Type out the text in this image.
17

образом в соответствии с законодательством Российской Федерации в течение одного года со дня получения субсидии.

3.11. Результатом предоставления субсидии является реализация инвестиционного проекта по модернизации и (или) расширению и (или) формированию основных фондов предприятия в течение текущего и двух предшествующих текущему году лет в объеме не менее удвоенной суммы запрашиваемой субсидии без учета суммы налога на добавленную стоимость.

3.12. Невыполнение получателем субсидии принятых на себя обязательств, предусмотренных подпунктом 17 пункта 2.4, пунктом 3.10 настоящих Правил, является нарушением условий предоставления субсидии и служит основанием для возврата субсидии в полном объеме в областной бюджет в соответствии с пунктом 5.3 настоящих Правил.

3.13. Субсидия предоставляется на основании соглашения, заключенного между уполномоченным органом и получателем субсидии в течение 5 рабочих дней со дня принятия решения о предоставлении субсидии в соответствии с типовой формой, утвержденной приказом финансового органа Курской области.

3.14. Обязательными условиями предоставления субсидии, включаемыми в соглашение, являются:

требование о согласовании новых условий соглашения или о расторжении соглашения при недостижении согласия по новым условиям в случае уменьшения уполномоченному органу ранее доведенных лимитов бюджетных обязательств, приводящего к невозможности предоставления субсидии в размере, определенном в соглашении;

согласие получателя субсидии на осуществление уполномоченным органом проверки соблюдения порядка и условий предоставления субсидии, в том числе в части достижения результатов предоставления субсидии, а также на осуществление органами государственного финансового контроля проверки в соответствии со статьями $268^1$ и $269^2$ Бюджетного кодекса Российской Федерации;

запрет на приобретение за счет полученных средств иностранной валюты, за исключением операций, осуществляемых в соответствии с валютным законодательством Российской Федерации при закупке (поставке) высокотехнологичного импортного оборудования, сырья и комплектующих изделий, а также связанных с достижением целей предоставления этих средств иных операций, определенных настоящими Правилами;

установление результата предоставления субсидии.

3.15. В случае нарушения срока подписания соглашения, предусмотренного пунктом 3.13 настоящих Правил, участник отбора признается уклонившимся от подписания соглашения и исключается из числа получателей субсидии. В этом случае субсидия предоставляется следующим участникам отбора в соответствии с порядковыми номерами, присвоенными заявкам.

§ WHAT NEEDS TO BE DONE: Please output the entire listing exactly as it stands.

§ WRITTEN ANSWER:
Type out the text in this image.
17

образом в соответствии с законодательством Российской Федерации в течение одного года со дня получения субсидии.

3.11. Результатом предоставления субсидии является реализация инвестиционного проекта по модернизации и (или) расширению и (или) формированию основных фондов предприятия в течение текущего и двух предшествующих текущему году лет в объеме не менее удвоенной суммы запрашиваемой субсидии без учета суммы налога на добавленную стоимость.

3.12. Невыполнение получателем субсидии принятых на себя обязательств, предусмотренных подпунктом 17 пункта 2.4, пунктом 3.10 настоящих Правил, является нарушением условий предоставления субсидии и служит основанием для возврата субсидии в полном объеме в областной бюджет в соответствии с пунктом 5.3 настоящих Правил.

3.13. Субсидия предоставляется на основании соглашения, заключенного между уполномоченным органом и получателем субсидии в течение 5 рабочих дней со дня принятия решения о предоставлении субсидии в соответствии с типовой формой, утвержденной приказом финансового органа Курской области.

3.14. Обязательными условиями предоставления субсидии, включаемыми в соглашение, являются:

требование о согласовании новых условий соглашения или о расторжении соглашения при недостижении согласия по новым условиям в случае уменьшения уполномоченному органу ранее доведенных лимитов бюджетных обязательств, приводящего к невозможности предоставления субсидии в размере, определенном в соглашении;

согласие получателя субсидии на осуществление уполномоченным органом проверки соблюдения порядка и условий предоставления субсидии, в том числе в части достижения результатов предоставления субсидии, а также на осуществление органами государственного финансового контроля проверки в соответствии со статьями $268^1$ и $269^2$ Бюджетного кодекса Российской Федерации;

запрет на приобретение за счет полученных средств иностранной валюты, за исключением операций, осуществляемых в соответствии с валютным законодательством Российской Федерации при закупке (поставке) высокотехнологичного импортного оборудования, сырья и комплектующих изделий, а также связанных с достижением целей предоставления этих средств иных операций, определенных настоящими Правилами;

установление результата предоставления субсидии.

3.15. В случае нарушения срока подписания соглашения, предусмотренного пунктом 3.13 настоящих Правил, участник отбора признается уклонившимся от подписания соглашения и исключается из числа получателей субсидии. В этом случае субсидия предоставляется следующим участникам отбора в соответствии с порядковыми номерами, присвоенными заявкам.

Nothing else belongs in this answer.